— Task statement —
Retype the records below word for word and omit any image.

[Dataset items]
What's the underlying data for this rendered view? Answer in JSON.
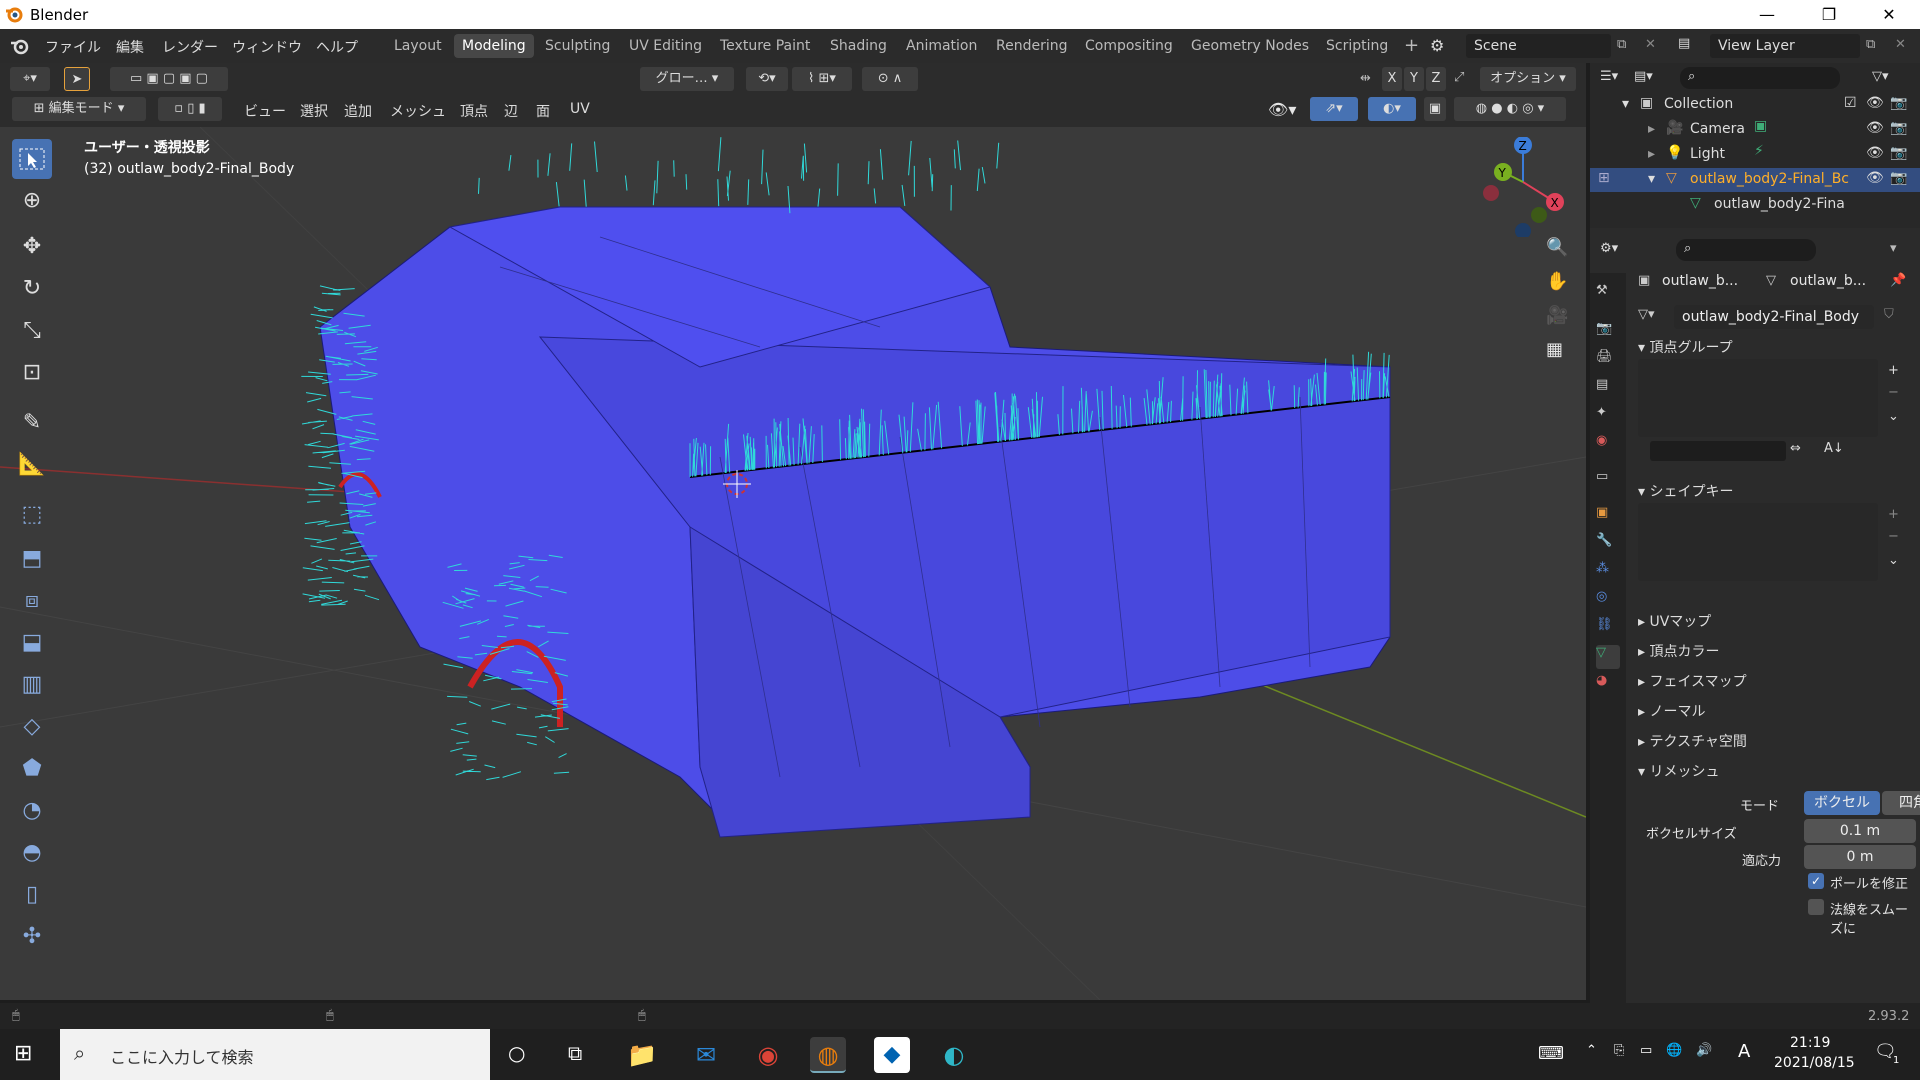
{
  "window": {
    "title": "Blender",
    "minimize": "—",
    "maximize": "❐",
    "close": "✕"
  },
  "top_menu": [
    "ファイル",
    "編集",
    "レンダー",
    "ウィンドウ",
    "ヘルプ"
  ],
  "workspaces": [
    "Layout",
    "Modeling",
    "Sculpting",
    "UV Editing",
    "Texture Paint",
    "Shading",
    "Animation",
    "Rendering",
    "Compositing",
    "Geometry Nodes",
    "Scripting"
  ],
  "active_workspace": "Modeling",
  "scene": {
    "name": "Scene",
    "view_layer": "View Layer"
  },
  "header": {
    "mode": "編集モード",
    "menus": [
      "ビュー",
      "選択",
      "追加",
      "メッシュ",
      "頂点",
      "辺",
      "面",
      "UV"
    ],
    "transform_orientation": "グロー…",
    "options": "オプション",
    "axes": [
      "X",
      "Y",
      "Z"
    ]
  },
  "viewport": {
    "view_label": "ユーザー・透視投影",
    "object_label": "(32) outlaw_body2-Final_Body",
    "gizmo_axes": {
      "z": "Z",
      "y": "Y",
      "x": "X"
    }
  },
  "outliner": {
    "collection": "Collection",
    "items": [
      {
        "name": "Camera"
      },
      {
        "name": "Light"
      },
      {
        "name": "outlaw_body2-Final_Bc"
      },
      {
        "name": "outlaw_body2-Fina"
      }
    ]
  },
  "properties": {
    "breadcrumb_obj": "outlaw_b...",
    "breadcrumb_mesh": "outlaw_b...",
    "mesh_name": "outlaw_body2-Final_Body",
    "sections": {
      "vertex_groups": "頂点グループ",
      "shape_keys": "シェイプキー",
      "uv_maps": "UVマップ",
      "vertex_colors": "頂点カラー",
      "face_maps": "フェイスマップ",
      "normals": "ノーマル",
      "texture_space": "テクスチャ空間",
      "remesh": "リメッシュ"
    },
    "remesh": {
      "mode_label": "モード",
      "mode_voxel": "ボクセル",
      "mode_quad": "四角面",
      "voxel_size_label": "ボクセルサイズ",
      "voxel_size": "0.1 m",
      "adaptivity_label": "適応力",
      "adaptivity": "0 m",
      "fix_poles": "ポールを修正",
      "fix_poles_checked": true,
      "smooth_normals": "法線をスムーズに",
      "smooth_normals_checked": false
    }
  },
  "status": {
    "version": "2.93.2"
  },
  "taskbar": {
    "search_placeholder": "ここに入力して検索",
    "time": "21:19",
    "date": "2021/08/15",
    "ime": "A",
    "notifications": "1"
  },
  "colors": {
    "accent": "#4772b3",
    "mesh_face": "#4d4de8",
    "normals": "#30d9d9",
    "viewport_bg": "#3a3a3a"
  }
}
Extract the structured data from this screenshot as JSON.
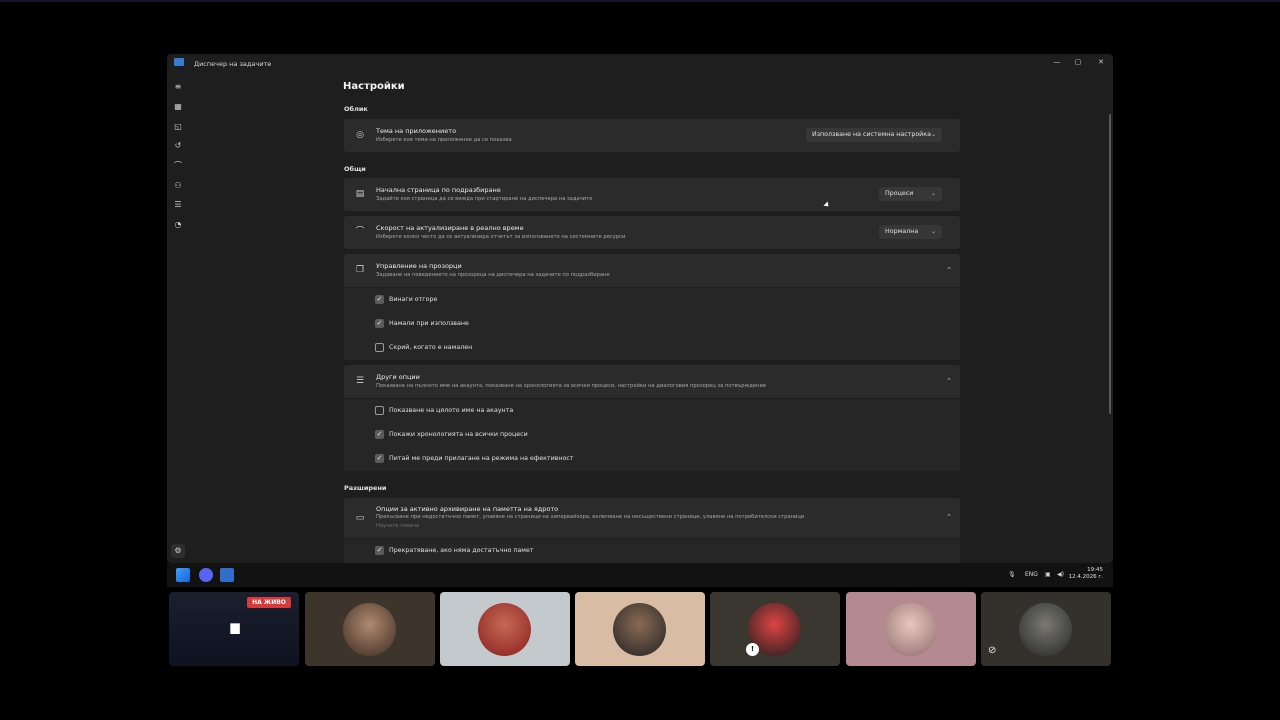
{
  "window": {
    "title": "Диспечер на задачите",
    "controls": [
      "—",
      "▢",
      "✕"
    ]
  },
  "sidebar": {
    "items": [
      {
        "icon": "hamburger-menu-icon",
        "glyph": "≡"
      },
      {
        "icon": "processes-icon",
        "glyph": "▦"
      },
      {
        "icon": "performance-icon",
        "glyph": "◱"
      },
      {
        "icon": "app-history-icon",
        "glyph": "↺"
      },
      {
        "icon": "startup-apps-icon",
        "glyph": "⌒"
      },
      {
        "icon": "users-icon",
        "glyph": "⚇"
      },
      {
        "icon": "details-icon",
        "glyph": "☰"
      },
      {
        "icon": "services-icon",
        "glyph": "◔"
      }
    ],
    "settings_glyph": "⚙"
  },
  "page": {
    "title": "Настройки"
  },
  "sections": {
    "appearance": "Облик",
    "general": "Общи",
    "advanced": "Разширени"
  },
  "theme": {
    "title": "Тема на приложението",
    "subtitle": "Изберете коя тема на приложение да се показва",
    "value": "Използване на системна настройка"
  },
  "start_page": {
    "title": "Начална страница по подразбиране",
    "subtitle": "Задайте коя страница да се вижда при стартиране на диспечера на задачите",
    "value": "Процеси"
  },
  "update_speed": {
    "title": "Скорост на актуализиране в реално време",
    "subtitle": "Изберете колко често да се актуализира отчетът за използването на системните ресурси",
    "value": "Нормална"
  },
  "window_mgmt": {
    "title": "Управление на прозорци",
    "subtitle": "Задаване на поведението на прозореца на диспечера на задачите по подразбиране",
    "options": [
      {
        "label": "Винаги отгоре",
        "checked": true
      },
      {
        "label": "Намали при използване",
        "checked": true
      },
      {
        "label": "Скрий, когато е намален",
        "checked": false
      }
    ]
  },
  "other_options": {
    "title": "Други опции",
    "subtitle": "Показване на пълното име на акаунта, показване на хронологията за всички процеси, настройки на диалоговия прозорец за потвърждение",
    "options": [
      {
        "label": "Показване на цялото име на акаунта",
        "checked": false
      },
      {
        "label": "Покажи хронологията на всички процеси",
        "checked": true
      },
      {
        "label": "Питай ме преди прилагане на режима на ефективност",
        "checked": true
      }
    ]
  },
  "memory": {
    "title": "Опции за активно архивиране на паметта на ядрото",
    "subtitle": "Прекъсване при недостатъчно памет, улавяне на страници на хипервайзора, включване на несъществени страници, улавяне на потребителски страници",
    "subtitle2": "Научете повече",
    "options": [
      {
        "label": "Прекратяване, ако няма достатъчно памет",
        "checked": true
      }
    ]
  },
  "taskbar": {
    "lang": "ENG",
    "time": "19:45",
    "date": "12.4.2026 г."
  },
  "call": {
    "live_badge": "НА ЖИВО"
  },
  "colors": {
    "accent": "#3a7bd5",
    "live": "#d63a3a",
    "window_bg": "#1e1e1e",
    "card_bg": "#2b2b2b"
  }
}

— Exercise response —
What's the underlying data for this rendered view? Answer in JSON.
{
  "window": {
    "title": "Blender",
    "minimize": "—",
    "maximize": "❐",
    "close": "✕"
  },
  "top_menu": [
    "ファイル",
    "編集",
    "レンダー",
    "ウィンドウ",
    "ヘルプ"
  ],
  "workspaces": [
    "Layout",
    "Modeling",
    "Sculpting",
    "UV Editing",
    "Texture Paint",
    "Shading",
    "Animation",
    "Rendering",
    "Compositing",
    "Geometry Nodes",
    "Scripting"
  ],
  "active_workspace": "Modeling",
  "scene": {
    "name": "Scene",
    "view_layer": "View Layer"
  },
  "header": {
    "mode": "編集モード",
    "menus": [
      "ビュー",
      "選択",
      "追加",
      "メッシュ",
      "頂点",
      "辺",
      "面",
      "UV"
    ],
    "transform_orientation": "グロー…",
    "options": "オプション",
    "axes": [
      "X",
      "Y",
      "Z"
    ]
  },
  "viewport": {
    "view_label": "ユーザー・透視投影",
    "object_label": "(32) outlaw_body2-Final_Body",
    "gizmo_axes": {
      "z": "Z",
      "y": "Y",
      "x": "X"
    }
  },
  "outliner": {
    "collection": "Collection",
    "items": [
      {
        "name": "Camera"
      },
      {
        "name": "Light"
      },
      {
        "name": "outlaw_body2-Final_Bc"
      },
      {
        "name": "outlaw_body2-Fina"
      }
    ]
  },
  "properties": {
    "breadcrumb_obj": "outlaw_b...",
    "breadcrumb_mesh": "outlaw_b...",
    "mesh_name": "outlaw_body2-Final_Body",
    "sections": {
      "vertex_groups": "頂点グループ",
      "shape_keys": "シェイプキー",
      "uv_maps": "UVマップ",
      "vertex_colors": "頂点カラー",
      "face_maps": "フェイスマップ",
      "normals": "ノーマル",
      "texture_space": "テクスチャ空間",
      "remesh": "リメッシュ"
    },
    "remesh": {
      "mode_label": "モード",
      "mode_voxel": "ボクセル",
      "mode_quad": "四角面",
      "voxel_size_label": "ボクセルサイズ",
      "voxel_size": "0.1 m",
      "adaptivity_label": "適応力",
      "adaptivity": "0 m",
      "fix_poles": "ポールを修正",
      "fix_poles_checked": true,
      "smooth_normals": "法線をスムーズに",
      "smooth_normals_checked": false
    }
  },
  "status": {
    "version": "2.93.2"
  },
  "taskbar": {
    "search_placeholder": "ここに入力して検索",
    "time": "21:19",
    "date": "2021/08/15",
    "ime": "A",
    "notifications": "1"
  },
  "colors": {
    "accent": "#4772b3",
    "mesh_face": "#4d4de8",
    "normals": "#30d9d9",
    "viewport_bg": "#3a3a3a"
  }
}
Extract the structured data from this screenshot as JSON.
{
  "window": {
    "title": "Диспечер на задачите",
    "controls": [
      "—",
      "▢",
      "✕"
    ]
  },
  "sidebar": {
    "items": [
      {
        "icon": "hamburger-menu-icon",
        "glyph": "≡"
      },
      {
        "icon": "processes-icon",
        "glyph": "▦"
      },
      {
        "icon": "performance-icon",
        "glyph": "◱"
      },
      {
        "icon": "app-history-icon",
        "glyph": "↺"
      },
      {
        "icon": "startup-apps-icon",
        "glyph": "⌒"
      },
      {
        "icon": "users-icon",
        "glyph": "⚇"
      },
      {
        "icon": "details-icon",
        "glyph": "☰"
      },
      {
        "icon": "services-icon",
        "glyph": "◔"
      }
    ],
    "settings_glyph": "⚙"
  },
  "page": {
    "title": "Настройки"
  },
  "sections": {
    "appearance": "Облик",
    "general": "Общи",
    "advanced": "Разширени"
  },
  "theme": {
    "title": "Тема на приложението",
    "subtitle": "Изберете коя тема на приложение да се показва",
    "value": "Използване на системна настройка"
  },
  "start_page": {
    "title": "Начална страница по подразбиране",
    "subtitle": "Задайте коя страница да се вижда при стартиране на диспечера на задачите",
    "value": "Процеси"
  },
  "update_speed": {
    "title": "Скорост на актуализиране в реално време",
    "subtitle": "Изберете колко често да се актуализира отчетът за използването на системните ресурси",
    "value": "Нормална"
  },
  "window_mgmt": {
    "title": "Управление на прозорци",
    "subtitle": "Задаване на поведението на прозореца на диспечера на задачите по подразбиране",
    "options": [
      {
        "label": "Винаги отгоре",
        "checked": true
      },
      {
        "label": "Намали при използване",
        "checked": true
      },
      {
        "label": "Скрий, когато е намален",
        "checked": false
      }
    ]
  },
  "other_options": {
    "title": "Други опции",
    "subtitle": "Показване на пълното име на акаунта, показване на хронологията за всички процеси, настройки на диалоговия прозорец за потвърждение",
    "options": [
      {
        "label": "Показване на цялото име на акаунта",
        "checked": false
      },
      {
        "label": "Покажи хронологията на всички процеси",
        "checked": true
      },
      {
        "label": "Питай ме преди прилагане на режима на ефективност",
        "checked": true
      }
    ]
  },
  "memory": {
    "title": "Опции за активно архивиране на паметта на ядрото",
    "subtitle": "Прекъсване при недостатъчно памет, улавяне на страници на хипервайзора, включване на несъществени страници, улавяне на потребителски страници",
    "subtitle2": "Научете повече",
    "options": [
      {
        "label": "Прекратяване, ако няма достатъчно памет",
        "checked": true
      }
    ]
  },
  "taskbar": {
    "lang": "ENG",
    "time": "19:45",
    "date": "12.4.2026 г."
  },
  "call": {
    "live_badge": "НА ЖИВО"
  },
  "colors": {
    "accent": "#3a7bd5",
    "live": "#d63a3a",
    "window_bg": "#1e1e1e",
    "card_bg": "#2b2b2b"
  }
}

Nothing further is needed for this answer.